> _THE REQUEST_
Take from the listing each line that has the string "Servicios".

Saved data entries

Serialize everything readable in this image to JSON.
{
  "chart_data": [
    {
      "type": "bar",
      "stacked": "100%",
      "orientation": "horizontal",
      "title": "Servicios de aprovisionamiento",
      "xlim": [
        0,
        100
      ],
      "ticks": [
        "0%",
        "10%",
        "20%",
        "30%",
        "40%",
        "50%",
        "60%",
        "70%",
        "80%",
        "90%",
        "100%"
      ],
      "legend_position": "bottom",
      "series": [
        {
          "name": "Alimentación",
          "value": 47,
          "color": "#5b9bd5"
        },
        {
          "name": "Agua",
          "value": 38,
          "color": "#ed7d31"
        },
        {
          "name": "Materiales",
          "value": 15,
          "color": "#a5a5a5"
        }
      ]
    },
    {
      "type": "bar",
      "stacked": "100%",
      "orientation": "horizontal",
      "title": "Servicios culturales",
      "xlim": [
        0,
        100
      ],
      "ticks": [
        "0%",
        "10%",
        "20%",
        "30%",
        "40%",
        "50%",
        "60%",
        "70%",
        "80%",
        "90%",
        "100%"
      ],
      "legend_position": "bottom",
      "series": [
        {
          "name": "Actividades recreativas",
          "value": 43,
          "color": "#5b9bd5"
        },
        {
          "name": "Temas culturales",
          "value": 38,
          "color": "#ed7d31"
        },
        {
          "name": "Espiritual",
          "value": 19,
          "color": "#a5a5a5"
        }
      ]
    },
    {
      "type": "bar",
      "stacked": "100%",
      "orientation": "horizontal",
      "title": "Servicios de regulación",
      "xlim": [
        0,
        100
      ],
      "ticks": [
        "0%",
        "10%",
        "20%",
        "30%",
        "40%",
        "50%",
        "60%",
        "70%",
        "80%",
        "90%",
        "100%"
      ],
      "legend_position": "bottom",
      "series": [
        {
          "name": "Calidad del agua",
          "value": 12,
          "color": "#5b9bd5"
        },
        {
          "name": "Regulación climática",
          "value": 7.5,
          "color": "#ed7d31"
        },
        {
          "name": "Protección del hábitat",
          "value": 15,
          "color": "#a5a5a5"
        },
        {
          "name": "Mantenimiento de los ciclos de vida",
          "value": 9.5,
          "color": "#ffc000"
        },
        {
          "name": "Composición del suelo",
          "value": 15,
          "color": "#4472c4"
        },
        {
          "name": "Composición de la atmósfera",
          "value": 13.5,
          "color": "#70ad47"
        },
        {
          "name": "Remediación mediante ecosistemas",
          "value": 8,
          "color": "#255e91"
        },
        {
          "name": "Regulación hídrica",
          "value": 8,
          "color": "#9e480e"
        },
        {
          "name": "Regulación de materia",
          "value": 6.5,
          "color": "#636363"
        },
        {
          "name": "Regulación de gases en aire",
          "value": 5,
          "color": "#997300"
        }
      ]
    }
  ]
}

> _FULL SOLUTION_
      "title": "Servicios de aprovisionamiento",
      "title": "Servicios culturales",
      "title": "Servicios de regulación",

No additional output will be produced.